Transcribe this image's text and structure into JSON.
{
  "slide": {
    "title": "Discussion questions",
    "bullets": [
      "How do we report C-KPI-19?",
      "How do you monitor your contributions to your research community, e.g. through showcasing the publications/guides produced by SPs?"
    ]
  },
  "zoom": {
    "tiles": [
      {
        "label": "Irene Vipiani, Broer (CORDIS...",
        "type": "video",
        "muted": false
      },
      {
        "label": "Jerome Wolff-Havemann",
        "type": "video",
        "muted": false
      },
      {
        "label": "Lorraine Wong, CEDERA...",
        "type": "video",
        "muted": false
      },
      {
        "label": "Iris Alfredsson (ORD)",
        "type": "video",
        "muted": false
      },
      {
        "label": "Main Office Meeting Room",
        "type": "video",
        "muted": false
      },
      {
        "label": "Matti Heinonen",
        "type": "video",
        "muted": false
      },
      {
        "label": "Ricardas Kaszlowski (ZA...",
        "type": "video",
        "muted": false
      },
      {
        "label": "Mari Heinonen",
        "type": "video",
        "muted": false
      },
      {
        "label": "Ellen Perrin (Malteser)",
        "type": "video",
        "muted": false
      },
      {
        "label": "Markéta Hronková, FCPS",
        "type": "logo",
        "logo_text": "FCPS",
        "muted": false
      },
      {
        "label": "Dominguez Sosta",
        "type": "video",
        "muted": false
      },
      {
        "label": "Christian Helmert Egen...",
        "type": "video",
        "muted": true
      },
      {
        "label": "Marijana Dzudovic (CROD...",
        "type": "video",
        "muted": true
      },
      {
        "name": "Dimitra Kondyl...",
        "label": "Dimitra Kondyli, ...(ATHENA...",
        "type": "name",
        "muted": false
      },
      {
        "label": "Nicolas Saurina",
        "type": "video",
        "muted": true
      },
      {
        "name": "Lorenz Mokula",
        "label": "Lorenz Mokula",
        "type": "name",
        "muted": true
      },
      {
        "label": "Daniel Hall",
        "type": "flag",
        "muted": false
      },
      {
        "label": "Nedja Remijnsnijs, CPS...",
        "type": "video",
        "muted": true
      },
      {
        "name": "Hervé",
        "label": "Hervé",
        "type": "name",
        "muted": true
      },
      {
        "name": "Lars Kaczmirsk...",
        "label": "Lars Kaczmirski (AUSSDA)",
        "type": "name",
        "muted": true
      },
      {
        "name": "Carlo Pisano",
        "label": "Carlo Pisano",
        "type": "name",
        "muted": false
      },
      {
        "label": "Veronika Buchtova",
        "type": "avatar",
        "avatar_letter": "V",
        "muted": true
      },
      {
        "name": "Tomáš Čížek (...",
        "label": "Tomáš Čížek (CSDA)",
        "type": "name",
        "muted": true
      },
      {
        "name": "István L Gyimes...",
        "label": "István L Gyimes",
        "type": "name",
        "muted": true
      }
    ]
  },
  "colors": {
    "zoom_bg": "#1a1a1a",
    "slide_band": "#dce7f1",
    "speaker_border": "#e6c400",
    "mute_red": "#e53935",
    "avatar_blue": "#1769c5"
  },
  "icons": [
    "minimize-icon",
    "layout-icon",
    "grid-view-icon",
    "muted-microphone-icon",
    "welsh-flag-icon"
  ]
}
========
§ The request
Using the entries above, find all lines with "FCPS". Copy them.

§ Exercise result
        "label": "Markéta Hronková, FCPS",
        "logo_text": "FCPS",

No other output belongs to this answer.